Brief. Extract each line containing the string "marker".

Given entries.
--- START ---

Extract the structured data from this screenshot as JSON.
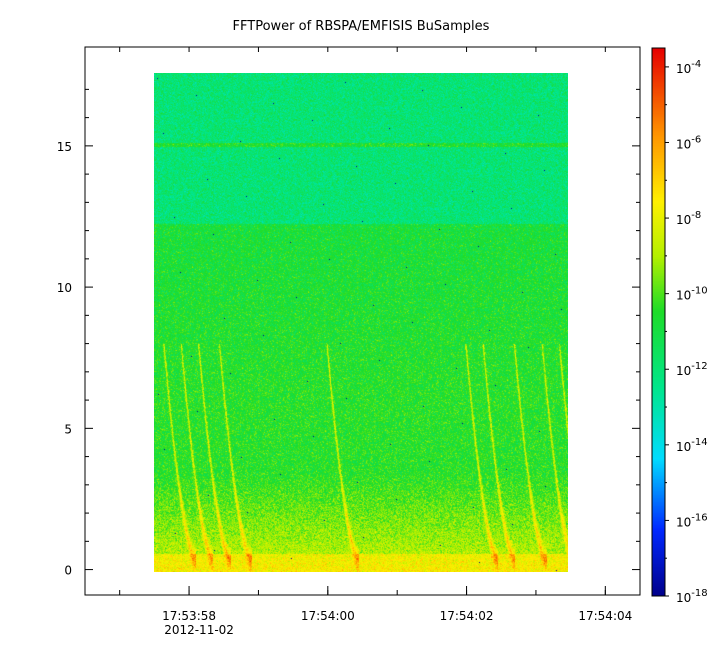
{
  "chart_data": {
    "type": "heatmap",
    "title": "FFTPower of RBSPA/EMFISIS  BuSamples",
    "xlabel": "",
    "ylabel": "",
    "x_ticks": [
      {
        "t": 57.5,
        "label": "17:53:58",
        "sublabel": "2012-11-02"
      },
      {
        "t": 59.5,
        "label": "17:54:00",
        "sublabel": ""
      },
      {
        "t": 61.5,
        "label": "17:54:02",
        "sublabel": ""
      },
      {
        "t": 63.5,
        "label": "17:54:04",
        "sublabel": ""
      }
    ],
    "x_minor_ticks": [
      56.5,
      57.5,
      58.5,
      59.5,
      60.5,
      61.5,
      62.5,
      63.5
    ],
    "xlim": [
      56.0,
      64.0
    ],
    "data_x_range": [
      56.9,
      62.85
    ],
    "y_ticks": [
      0,
      5,
      10,
      15
    ],
    "ylim": [
      -0.9,
      18.5
    ],
    "data_y_range": [
      0,
      17.5
    ],
    "colorbar": {
      "scale": "log",
      "range_exponent": [
        -18,
        -3.5
      ],
      "tick_exponents": [
        -4,
        -6,
        -8,
        -10,
        -12,
        -14,
        -16,
        -18
      ],
      "tick_labels": [
        "10",
        "10",
        "10",
        "10",
        "10",
        "10",
        "10",
        "10"
      ],
      "tick_superscripts": [
        "-4",
        "-6",
        "-8",
        "-10",
        "-12",
        "-14",
        "-16",
        "-18"
      ]
    },
    "features": {
      "background_level_upper": -12,
      "background_level_lower": -10.5,
      "transition_freq": 12.2,
      "horizontal_line_freq": 15.0,
      "low_freq_enhancement_top": 3.5,
      "chorus_bursts_t": [
        57.05,
        57.3,
        57.55,
        57.85,
        59.4,
        61.4,
        61.65,
        62.1,
        62.5,
        62.75
      ]
    },
    "grid": false,
    "legend": "colorbar-right"
  }
}
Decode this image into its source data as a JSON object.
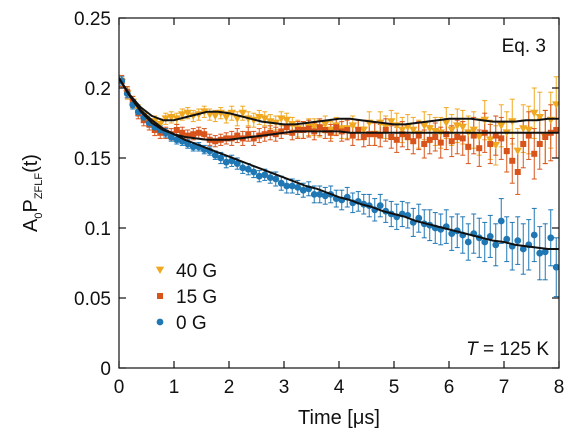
{
  "chart_data": {
    "type": "scatter",
    "title": "",
    "xlabel": "Time [μs]",
    "ylabel": {
      "main": "A",
      "sub0": "0",
      "mid": "P",
      "sub1": "ZFLF",
      "tail": "(t)"
    },
    "xlim": [
      0,
      8
    ],
    "ylim": [
      0,
      0.25
    ],
    "xticks": [
      "0",
      "1",
      "2",
      "3",
      "4",
      "5",
      "6",
      "7",
      "8"
    ],
    "yticks": [
      "0",
      "0.05",
      "0.1",
      "0.15",
      "0.2",
      "0.25"
    ],
    "grid": false,
    "legend_position": "bottom-left",
    "annotations": {
      "top_right": "Eq. 3",
      "bottom_right_italic": "T",
      "bottom_right_rest": " = 125 K"
    },
    "series": [
      {
        "name": "40 G",
        "marker": "triangle-down",
        "color": "#f0a820",
        "x": [
          0.05,
          0.15,
          0.25,
          0.35,
          0.45,
          0.55,
          0.65,
          0.75,
          0.85,
          0.95,
          1.05,
          1.15,
          1.25,
          1.35,
          1.45,
          1.55,
          1.65,
          1.75,
          1.85,
          1.95,
          2.05,
          2.15,
          2.25,
          2.35,
          2.45,
          2.55,
          2.65,
          2.75,
          2.85,
          2.95,
          3.05,
          3.15,
          3.25,
          3.35,
          3.45,
          3.55,
          3.65,
          3.75,
          3.85,
          3.95,
          4.05,
          4.15,
          4.25,
          4.35,
          4.45,
          4.55,
          4.65,
          4.75,
          4.85,
          4.95,
          5.05,
          5.15,
          5.25,
          5.35,
          5.45,
          5.55,
          5.65,
          5.75,
          5.85,
          5.95,
          6.05,
          6.15,
          6.25,
          6.35,
          6.45,
          6.55,
          6.65,
          6.75,
          6.85,
          6.95,
          7.05,
          7.15,
          7.25,
          7.35,
          7.45,
          7.55,
          7.65,
          7.75,
          7.85,
          7.95
        ],
        "y": [
          0.204,
          0.196,
          0.19,
          0.184,
          0.18,
          0.176,
          0.176,
          0.174,
          0.178,
          0.179,
          0.178,
          0.181,
          0.182,
          0.18,
          0.181,
          0.183,
          0.181,
          0.18,
          0.182,
          0.179,
          0.182,
          0.178,
          0.182,
          0.178,
          0.177,
          0.179,
          0.178,
          0.176,
          0.175,
          0.178,
          0.177,
          0.174,
          0.171,
          0.17,
          0.172,
          0.172,
          0.171,
          0.174,
          0.17,
          0.173,
          0.171,
          0.171,
          0.173,
          0.17,
          0.17,
          0.175,
          0.167,
          0.175,
          0.172,
          0.176,
          0.173,
          0.17,
          0.172,
          0.17,
          0.167,
          0.173,
          0.171,
          0.169,
          0.168,
          0.175,
          0.17,
          0.173,
          0.172,
          0.168,
          0.17,
          0.165,
          0.177,
          0.163,
          0.159,
          0.173,
          0.168,
          0.176,
          0.155,
          0.171,
          0.17,
          0.182,
          0.179,
          0.165,
          0.177,
          0.188
        ],
        "err": [
          0.004,
          0.004,
          0.004,
          0.004,
          0.004,
          0.004,
          0.004,
          0.004,
          0.004,
          0.004,
          0.004,
          0.004,
          0.004,
          0.004,
          0.004,
          0.004,
          0.004,
          0.004,
          0.004,
          0.004,
          0.005,
          0.005,
          0.005,
          0.005,
          0.005,
          0.005,
          0.005,
          0.005,
          0.005,
          0.005,
          0.005,
          0.005,
          0.006,
          0.006,
          0.006,
          0.006,
          0.006,
          0.006,
          0.006,
          0.006,
          0.007,
          0.007,
          0.007,
          0.007,
          0.007,
          0.008,
          0.008,
          0.008,
          0.008,
          0.008,
          0.009,
          0.009,
          0.009,
          0.009,
          0.01,
          0.01,
          0.01,
          0.01,
          0.011,
          0.011,
          0.011,
          0.012,
          0.012,
          0.012,
          0.013,
          0.013,
          0.014,
          0.014,
          0.014,
          0.015,
          0.015,
          0.016,
          0.016,
          0.017,
          0.017,
          0.018,
          0.018,
          0.019,
          0.02,
          0.02
        ]
      },
      {
        "name": "15 G",
        "marker": "square",
        "color": "#d9541a",
        "x": [
          0.05,
          0.15,
          0.25,
          0.35,
          0.45,
          0.55,
          0.65,
          0.75,
          0.85,
          0.95,
          1.05,
          1.15,
          1.25,
          1.35,
          1.45,
          1.55,
          1.65,
          1.75,
          1.85,
          1.95,
          2.05,
          2.15,
          2.25,
          2.35,
          2.45,
          2.55,
          2.65,
          2.75,
          2.85,
          2.95,
          3.05,
          3.15,
          3.25,
          3.35,
          3.45,
          3.55,
          3.65,
          3.75,
          3.85,
          3.95,
          4.05,
          4.15,
          4.25,
          4.35,
          4.45,
          4.55,
          4.65,
          4.75,
          4.85,
          4.95,
          5.05,
          5.15,
          5.25,
          5.35,
          5.45,
          5.55,
          5.65,
          5.75,
          5.85,
          5.95,
          6.05,
          6.15,
          6.25,
          6.35,
          6.45,
          6.55,
          6.65,
          6.75,
          6.85,
          6.95,
          7.05,
          7.15,
          7.25,
          7.35,
          7.45,
          7.55,
          7.65,
          7.75,
          7.85,
          7.95
        ],
        "y": [
          0.205,
          0.197,
          0.19,
          0.182,
          0.177,
          0.174,
          0.17,
          0.168,
          0.168,
          0.167,
          0.17,
          0.168,
          0.166,
          0.167,
          0.168,
          0.167,
          0.163,
          0.162,
          0.163,
          0.164,
          0.164,
          0.166,
          0.164,
          0.167,
          0.164,
          0.166,
          0.167,
          0.168,
          0.167,
          0.169,
          0.172,
          0.168,
          0.17,
          0.17,
          0.171,
          0.169,
          0.172,
          0.17,
          0.168,
          0.172,
          0.169,
          0.17,
          0.166,
          0.17,
          0.165,
          0.167,
          0.167,
          0.166,
          0.17,
          0.165,
          0.163,
          0.167,
          0.165,
          0.162,
          0.166,
          0.16,
          0.163,
          0.165,
          0.161,
          0.167,
          0.162,
          0.165,
          0.164,
          0.158,
          0.166,
          0.157,
          0.168,
          0.16,
          0.166,
          0.164,
          0.155,
          0.148,
          0.14,
          0.16,
          0.166,
          0.153,
          0.16,
          0.165,
          0.168,
          0.17
        ],
        "err": [
          0.004,
          0.004,
          0.004,
          0.004,
          0.004,
          0.004,
          0.004,
          0.004,
          0.004,
          0.004,
          0.004,
          0.004,
          0.004,
          0.004,
          0.004,
          0.004,
          0.004,
          0.004,
          0.004,
          0.004,
          0.005,
          0.005,
          0.005,
          0.005,
          0.005,
          0.005,
          0.005,
          0.005,
          0.005,
          0.005,
          0.005,
          0.005,
          0.006,
          0.006,
          0.006,
          0.006,
          0.006,
          0.006,
          0.006,
          0.006,
          0.007,
          0.007,
          0.007,
          0.007,
          0.007,
          0.008,
          0.008,
          0.008,
          0.008,
          0.008,
          0.009,
          0.009,
          0.009,
          0.009,
          0.01,
          0.01,
          0.01,
          0.01,
          0.011,
          0.011,
          0.011,
          0.012,
          0.012,
          0.012,
          0.013,
          0.013,
          0.014,
          0.014,
          0.014,
          0.015,
          0.015,
          0.016,
          0.016,
          0.017,
          0.017,
          0.018,
          0.018,
          0.019,
          0.02,
          0.02
        ]
      },
      {
        "name": "0 G",
        "marker": "circle",
        "color": "#1f77b4",
        "x": [
          0.05,
          0.15,
          0.25,
          0.35,
          0.45,
          0.55,
          0.65,
          0.75,
          0.85,
          0.95,
          1.05,
          1.15,
          1.25,
          1.35,
          1.45,
          1.55,
          1.65,
          1.75,
          1.85,
          1.95,
          2.05,
          2.15,
          2.25,
          2.35,
          2.45,
          2.55,
          2.65,
          2.75,
          2.85,
          2.95,
          3.05,
          3.15,
          3.25,
          3.35,
          3.45,
          3.55,
          3.65,
          3.75,
          3.85,
          3.95,
          4.05,
          4.15,
          4.25,
          4.35,
          4.45,
          4.55,
          4.65,
          4.75,
          4.85,
          4.95,
          5.05,
          5.15,
          5.25,
          5.35,
          5.45,
          5.55,
          5.65,
          5.75,
          5.85,
          5.95,
          6.05,
          6.15,
          6.25,
          6.35,
          6.45,
          6.55,
          6.65,
          6.75,
          6.85,
          6.95,
          7.05,
          7.15,
          7.25,
          7.35,
          7.45,
          7.55,
          7.65,
          7.75,
          7.85,
          7.95
        ],
        "y": [
          0.205,
          0.196,
          0.188,
          0.183,
          0.179,
          0.175,
          0.172,
          0.17,
          0.168,
          0.165,
          0.163,
          0.162,
          0.16,
          0.158,
          0.158,
          0.156,
          0.155,
          0.152,
          0.15,
          0.147,
          0.148,
          0.146,
          0.143,
          0.142,
          0.14,
          0.137,
          0.138,
          0.136,
          0.135,
          0.132,
          0.13,
          0.13,
          0.129,
          0.127,
          0.128,
          0.124,
          0.124,
          0.123,
          0.124,
          0.121,
          0.12,
          0.122,
          0.118,
          0.119,
          0.117,
          0.116,
          0.113,
          0.116,
          0.112,
          0.11,
          0.108,
          0.11,
          0.109,
          0.104,
          0.107,
          0.103,
          0.102,
          0.1,
          0.099,
          0.101,
          0.096,
          0.098,
          0.095,
          0.09,
          0.096,
          0.093,
          0.09,
          0.094,
          0.088,
          0.105,
          0.092,
          0.087,
          0.091,
          0.085,
          0.088,
          0.095,
          0.082,
          0.083,
          0.093,
          0.072
        ],
        "err": [
          0.003,
          0.003,
          0.003,
          0.003,
          0.003,
          0.003,
          0.003,
          0.003,
          0.003,
          0.003,
          0.003,
          0.003,
          0.003,
          0.003,
          0.003,
          0.003,
          0.003,
          0.003,
          0.004,
          0.004,
          0.004,
          0.004,
          0.004,
          0.004,
          0.004,
          0.004,
          0.004,
          0.004,
          0.005,
          0.005,
          0.005,
          0.005,
          0.005,
          0.005,
          0.005,
          0.006,
          0.006,
          0.006,
          0.006,
          0.006,
          0.007,
          0.007,
          0.007,
          0.007,
          0.007,
          0.008,
          0.008,
          0.008,
          0.008,
          0.009,
          0.009,
          0.009,
          0.009,
          0.01,
          0.01,
          0.01,
          0.011,
          0.011,
          0.011,
          0.012,
          0.012,
          0.012,
          0.013,
          0.013,
          0.014,
          0.014,
          0.014,
          0.015,
          0.015,
          0.016,
          0.016,
          0.017,
          0.017,
          0.018,
          0.018,
          0.019,
          0.019,
          0.02,
          0.02,
          0.021
        ]
      }
    ],
    "fits": [
      {
        "color": "#111111",
        "x": [
          0,
          0.2,
          0.4,
          0.6,
          0.8,
          1.0,
          1.2,
          1.4,
          1.6,
          1.8,
          2.0,
          2.2,
          2.4,
          2.6,
          2.8,
          3.0,
          3.2,
          3.4,
          3.6,
          3.8,
          4.0,
          4.2,
          4.4,
          4.6,
          4.8,
          5.0,
          5.2,
          5.4,
          5.6,
          5.8,
          6.0,
          6.2,
          6.4,
          6.6,
          6.8,
          7.0,
          7.2,
          7.4,
          7.6,
          7.8,
          8.0
        ],
        "y": [
          0.207,
          0.195,
          0.186,
          0.18,
          0.177,
          0.177,
          0.179,
          0.181,
          0.183,
          0.183,
          0.182,
          0.18,
          0.178,
          0.176,
          0.175,
          0.174,
          0.174,
          0.175,
          0.176,
          0.177,
          0.178,
          0.178,
          0.177,
          0.176,
          0.175,
          0.174,
          0.174,
          0.175,
          0.176,
          0.177,
          0.178,
          0.178,
          0.178,
          0.177,
          0.176,
          0.176,
          0.176,
          0.177,
          0.177,
          0.178,
          0.178
        ]
      },
      {
        "color": "#111111",
        "x": [
          0,
          0.2,
          0.4,
          0.6,
          0.8,
          1.0,
          1.2,
          1.4,
          1.6,
          1.8,
          2.0,
          2.2,
          2.4,
          2.6,
          2.8,
          3.0,
          3.2,
          3.4,
          3.6,
          3.8,
          4.0,
          4.2,
          4.4,
          4.6,
          4.8,
          5.0,
          5.2,
          5.4,
          5.6,
          5.8,
          6.0,
          6.2,
          6.4,
          6.6,
          6.8,
          7.0,
          7.2,
          7.4,
          7.6,
          7.8,
          8.0
        ],
        "y": [
          0.207,
          0.194,
          0.183,
          0.175,
          0.17,
          0.167,
          0.165,
          0.164,
          0.163,
          0.163,
          0.163,
          0.164,
          0.165,
          0.166,
          0.167,
          0.168,
          0.169,
          0.169,
          0.169,
          0.169,
          0.169,
          0.168,
          0.168,
          0.168,
          0.168,
          0.168,
          0.168,
          0.168,
          0.168,
          0.168,
          0.168,
          0.168,
          0.168,
          0.168,
          0.168,
          0.168,
          0.168,
          0.168,
          0.168,
          0.168,
          0.168
        ]
      },
      {
        "color": "#111111",
        "x": [
          0,
          0.2,
          0.4,
          0.6,
          0.8,
          1.0,
          1.2,
          1.4,
          1.6,
          1.8,
          2.0,
          2.2,
          2.4,
          2.6,
          2.8,
          3.0,
          3.2,
          3.4,
          3.6,
          3.8,
          4.0,
          4.2,
          4.4,
          4.6,
          4.8,
          5.0,
          5.2,
          5.4,
          5.6,
          5.8,
          6.0,
          6.2,
          6.4,
          6.6,
          6.8,
          7.0,
          7.2,
          7.4,
          7.6,
          7.8,
          8.0
        ],
        "y": [
          0.207,
          0.194,
          0.184,
          0.177,
          0.171,
          0.167,
          0.163,
          0.16,
          0.157,
          0.154,
          0.151,
          0.148,
          0.145,
          0.142,
          0.139,
          0.136,
          0.133,
          0.13,
          0.128,
          0.125,
          0.122,
          0.12,
          0.117,
          0.115,
          0.112,
          0.11,
          0.108,
          0.105,
          0.103,
          0.101,
          0.099,
          0.097,
          0.095,
          0.093,
          0.091,
          0.09,
          0.088,
          0.087,
          0.086,
          0.085,
          0.085
        ]
      }
    ]
  }
}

--- END ---

Output below.
        "marker": "triangle-down",
        "marker": "square",
        "marker": "circle",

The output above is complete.